[Record set]

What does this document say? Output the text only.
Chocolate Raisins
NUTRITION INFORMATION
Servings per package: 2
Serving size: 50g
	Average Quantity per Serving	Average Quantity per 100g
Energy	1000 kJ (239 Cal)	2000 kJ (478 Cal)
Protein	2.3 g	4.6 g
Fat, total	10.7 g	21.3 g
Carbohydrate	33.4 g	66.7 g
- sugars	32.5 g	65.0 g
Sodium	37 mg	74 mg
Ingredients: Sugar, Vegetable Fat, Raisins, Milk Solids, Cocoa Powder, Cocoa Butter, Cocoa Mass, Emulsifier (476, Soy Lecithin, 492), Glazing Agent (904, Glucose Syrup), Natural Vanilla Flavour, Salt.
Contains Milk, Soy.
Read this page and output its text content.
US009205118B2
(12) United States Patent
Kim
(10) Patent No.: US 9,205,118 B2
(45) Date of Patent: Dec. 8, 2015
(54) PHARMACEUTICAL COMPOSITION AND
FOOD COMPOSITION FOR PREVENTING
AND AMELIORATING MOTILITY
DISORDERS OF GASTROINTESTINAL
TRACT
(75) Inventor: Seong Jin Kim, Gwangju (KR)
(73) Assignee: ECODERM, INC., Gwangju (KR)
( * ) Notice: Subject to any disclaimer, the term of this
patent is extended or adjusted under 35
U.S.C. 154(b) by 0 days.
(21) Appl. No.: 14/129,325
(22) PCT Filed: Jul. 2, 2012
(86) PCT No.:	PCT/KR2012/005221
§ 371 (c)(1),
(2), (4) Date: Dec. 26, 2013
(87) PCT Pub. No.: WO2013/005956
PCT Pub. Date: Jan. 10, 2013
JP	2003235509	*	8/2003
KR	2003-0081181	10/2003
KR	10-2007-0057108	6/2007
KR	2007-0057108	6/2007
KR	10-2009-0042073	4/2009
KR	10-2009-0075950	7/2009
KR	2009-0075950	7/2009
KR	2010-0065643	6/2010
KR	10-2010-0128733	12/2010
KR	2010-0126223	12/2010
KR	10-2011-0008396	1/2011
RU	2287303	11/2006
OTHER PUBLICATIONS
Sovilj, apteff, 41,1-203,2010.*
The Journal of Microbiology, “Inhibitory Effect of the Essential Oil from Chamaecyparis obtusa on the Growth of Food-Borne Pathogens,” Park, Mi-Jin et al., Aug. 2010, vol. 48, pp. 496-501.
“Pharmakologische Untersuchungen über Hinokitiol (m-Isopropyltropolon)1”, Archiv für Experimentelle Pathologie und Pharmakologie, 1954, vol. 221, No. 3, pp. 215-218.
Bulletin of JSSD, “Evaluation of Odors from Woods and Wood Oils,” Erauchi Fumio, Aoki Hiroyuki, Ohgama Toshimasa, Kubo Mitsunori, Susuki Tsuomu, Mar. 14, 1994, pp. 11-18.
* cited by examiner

[/Record set]

### What the exercise asks
With "text" as the string to look for, count the matching lines in the entries above and report only the number.

### Answer to this exercise
2